> _DIRECTION_
Search the material for "structured" and show all lines that contain it.

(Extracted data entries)
####################
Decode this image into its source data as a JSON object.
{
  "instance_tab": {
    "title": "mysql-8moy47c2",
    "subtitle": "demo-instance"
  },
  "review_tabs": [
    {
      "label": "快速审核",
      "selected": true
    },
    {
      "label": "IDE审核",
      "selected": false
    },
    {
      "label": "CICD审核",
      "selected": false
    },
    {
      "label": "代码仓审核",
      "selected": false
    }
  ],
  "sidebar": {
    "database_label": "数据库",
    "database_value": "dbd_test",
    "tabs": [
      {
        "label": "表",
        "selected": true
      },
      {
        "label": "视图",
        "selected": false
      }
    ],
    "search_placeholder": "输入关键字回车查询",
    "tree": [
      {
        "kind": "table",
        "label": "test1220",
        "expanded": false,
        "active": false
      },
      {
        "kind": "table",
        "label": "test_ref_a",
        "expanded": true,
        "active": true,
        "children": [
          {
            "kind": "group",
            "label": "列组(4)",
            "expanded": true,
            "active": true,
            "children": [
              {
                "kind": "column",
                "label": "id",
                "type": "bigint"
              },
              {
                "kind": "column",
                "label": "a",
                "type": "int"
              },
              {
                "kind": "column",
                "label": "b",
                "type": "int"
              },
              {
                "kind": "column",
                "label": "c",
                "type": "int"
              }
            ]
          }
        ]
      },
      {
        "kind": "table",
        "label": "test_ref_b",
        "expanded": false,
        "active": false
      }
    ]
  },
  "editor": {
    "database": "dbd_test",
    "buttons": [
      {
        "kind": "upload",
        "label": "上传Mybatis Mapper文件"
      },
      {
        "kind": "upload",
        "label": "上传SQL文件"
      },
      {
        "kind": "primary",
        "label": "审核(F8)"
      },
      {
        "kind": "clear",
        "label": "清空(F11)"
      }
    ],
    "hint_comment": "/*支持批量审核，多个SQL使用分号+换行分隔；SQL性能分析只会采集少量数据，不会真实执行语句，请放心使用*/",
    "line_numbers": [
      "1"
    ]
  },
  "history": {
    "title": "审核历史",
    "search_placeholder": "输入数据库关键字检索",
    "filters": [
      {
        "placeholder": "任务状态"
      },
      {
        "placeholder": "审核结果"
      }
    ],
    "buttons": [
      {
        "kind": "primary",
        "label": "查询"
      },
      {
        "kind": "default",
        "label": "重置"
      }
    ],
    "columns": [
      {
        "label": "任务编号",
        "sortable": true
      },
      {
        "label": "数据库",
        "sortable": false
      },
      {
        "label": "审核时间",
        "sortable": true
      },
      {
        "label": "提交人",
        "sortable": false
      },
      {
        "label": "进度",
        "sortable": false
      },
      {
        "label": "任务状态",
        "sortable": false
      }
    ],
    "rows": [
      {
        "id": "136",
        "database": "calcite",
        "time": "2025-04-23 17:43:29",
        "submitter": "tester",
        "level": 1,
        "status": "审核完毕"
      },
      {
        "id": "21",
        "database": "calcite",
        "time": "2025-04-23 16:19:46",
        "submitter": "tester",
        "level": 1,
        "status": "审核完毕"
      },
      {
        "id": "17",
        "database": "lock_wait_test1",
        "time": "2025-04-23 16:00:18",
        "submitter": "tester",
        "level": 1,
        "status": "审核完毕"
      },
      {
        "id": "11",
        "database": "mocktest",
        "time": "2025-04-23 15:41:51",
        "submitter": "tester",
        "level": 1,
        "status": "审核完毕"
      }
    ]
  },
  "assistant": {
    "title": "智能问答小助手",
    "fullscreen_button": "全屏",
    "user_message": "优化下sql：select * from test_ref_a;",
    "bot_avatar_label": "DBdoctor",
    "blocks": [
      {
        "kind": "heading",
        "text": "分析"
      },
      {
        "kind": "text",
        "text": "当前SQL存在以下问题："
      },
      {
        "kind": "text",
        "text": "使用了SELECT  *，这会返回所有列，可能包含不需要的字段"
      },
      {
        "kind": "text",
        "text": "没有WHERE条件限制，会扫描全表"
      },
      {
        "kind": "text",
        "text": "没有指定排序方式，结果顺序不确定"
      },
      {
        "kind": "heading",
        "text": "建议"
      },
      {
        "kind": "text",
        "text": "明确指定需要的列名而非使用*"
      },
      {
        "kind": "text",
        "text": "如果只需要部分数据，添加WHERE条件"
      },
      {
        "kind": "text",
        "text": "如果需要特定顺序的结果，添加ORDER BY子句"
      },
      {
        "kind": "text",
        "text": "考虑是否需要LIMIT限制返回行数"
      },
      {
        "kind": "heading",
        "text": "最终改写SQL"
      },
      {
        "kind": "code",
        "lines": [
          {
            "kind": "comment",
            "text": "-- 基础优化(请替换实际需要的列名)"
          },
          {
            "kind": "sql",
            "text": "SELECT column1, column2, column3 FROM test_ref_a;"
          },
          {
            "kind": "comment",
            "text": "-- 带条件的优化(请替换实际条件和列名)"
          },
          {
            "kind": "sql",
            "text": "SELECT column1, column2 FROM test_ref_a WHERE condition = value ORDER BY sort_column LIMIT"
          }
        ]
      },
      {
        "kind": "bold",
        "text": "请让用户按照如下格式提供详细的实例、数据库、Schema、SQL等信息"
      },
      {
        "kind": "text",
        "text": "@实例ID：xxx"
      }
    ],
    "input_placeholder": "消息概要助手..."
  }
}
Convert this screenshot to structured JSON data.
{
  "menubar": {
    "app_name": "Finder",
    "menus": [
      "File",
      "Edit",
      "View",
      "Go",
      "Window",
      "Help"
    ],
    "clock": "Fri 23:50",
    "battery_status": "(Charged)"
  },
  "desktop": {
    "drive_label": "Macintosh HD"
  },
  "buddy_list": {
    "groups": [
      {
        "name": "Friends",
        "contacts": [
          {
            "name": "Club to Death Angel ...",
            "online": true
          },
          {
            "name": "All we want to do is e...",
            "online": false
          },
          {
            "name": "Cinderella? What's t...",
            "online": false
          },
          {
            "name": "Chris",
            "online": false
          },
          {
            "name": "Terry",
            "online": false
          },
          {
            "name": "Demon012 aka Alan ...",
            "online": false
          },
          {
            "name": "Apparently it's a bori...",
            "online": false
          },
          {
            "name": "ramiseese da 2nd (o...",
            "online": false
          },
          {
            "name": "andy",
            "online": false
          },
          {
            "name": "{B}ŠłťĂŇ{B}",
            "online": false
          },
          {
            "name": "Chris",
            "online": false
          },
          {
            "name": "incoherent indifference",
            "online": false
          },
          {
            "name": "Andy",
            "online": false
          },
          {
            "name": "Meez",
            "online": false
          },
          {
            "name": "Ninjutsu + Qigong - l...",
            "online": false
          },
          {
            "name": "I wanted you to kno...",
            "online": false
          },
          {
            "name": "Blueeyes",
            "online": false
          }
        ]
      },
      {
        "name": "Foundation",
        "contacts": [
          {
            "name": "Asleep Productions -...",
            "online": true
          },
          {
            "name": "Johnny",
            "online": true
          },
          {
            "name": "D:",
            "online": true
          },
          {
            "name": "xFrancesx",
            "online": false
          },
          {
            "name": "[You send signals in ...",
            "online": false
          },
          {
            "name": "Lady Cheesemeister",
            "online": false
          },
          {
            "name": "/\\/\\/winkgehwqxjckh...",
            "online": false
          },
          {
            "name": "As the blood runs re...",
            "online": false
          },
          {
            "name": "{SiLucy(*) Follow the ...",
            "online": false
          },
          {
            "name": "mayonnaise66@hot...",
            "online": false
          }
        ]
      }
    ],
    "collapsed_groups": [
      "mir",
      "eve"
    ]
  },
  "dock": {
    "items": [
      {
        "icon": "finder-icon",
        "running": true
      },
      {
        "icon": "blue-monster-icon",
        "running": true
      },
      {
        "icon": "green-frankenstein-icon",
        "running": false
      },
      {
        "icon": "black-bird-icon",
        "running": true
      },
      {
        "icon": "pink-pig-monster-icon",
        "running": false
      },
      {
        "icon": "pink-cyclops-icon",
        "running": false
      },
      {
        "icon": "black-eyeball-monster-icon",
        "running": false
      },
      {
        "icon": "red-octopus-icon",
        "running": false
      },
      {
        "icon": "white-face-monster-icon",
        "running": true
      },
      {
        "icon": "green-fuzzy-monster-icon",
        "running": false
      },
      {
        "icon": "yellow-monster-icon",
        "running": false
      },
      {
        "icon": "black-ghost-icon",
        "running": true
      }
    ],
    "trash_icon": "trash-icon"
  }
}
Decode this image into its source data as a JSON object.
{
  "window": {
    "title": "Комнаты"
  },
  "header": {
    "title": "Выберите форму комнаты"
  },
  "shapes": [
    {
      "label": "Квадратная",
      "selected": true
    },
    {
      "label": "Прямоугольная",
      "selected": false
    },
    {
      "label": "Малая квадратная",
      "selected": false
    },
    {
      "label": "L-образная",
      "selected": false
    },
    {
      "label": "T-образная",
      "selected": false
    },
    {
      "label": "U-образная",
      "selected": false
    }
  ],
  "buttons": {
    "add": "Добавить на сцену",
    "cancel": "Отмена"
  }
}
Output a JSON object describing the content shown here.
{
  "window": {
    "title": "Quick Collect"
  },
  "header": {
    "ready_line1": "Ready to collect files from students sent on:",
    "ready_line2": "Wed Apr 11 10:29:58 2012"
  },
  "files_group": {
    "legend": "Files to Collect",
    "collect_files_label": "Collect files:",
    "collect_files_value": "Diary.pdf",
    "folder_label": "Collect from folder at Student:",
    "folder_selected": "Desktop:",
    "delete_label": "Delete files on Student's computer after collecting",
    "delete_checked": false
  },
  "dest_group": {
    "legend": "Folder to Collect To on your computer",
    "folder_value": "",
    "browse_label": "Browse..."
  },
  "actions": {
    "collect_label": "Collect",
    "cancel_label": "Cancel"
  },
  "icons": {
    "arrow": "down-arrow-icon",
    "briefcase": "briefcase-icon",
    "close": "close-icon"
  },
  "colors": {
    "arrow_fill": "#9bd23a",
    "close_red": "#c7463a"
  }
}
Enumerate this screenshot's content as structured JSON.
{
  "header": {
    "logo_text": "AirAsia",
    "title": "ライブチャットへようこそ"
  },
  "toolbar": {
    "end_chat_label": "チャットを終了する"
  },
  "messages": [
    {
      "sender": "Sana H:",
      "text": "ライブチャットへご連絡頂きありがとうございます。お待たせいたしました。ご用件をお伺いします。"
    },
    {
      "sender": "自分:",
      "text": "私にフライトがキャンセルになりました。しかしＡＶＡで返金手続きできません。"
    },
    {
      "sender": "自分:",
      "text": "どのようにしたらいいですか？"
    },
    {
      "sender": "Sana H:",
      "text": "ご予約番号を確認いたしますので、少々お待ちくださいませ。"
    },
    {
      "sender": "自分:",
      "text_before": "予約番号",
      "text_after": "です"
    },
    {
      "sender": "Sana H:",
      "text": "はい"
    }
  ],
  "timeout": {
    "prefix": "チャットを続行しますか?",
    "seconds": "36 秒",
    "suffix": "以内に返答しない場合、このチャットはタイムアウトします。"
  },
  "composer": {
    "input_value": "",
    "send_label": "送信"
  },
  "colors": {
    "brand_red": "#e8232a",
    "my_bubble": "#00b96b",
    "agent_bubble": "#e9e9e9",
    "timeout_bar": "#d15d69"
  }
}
####################
> _FULL RESPONSE_
Convert this screenshot to structured JSON data.
Enumerate this screenshot's content as structured JSON.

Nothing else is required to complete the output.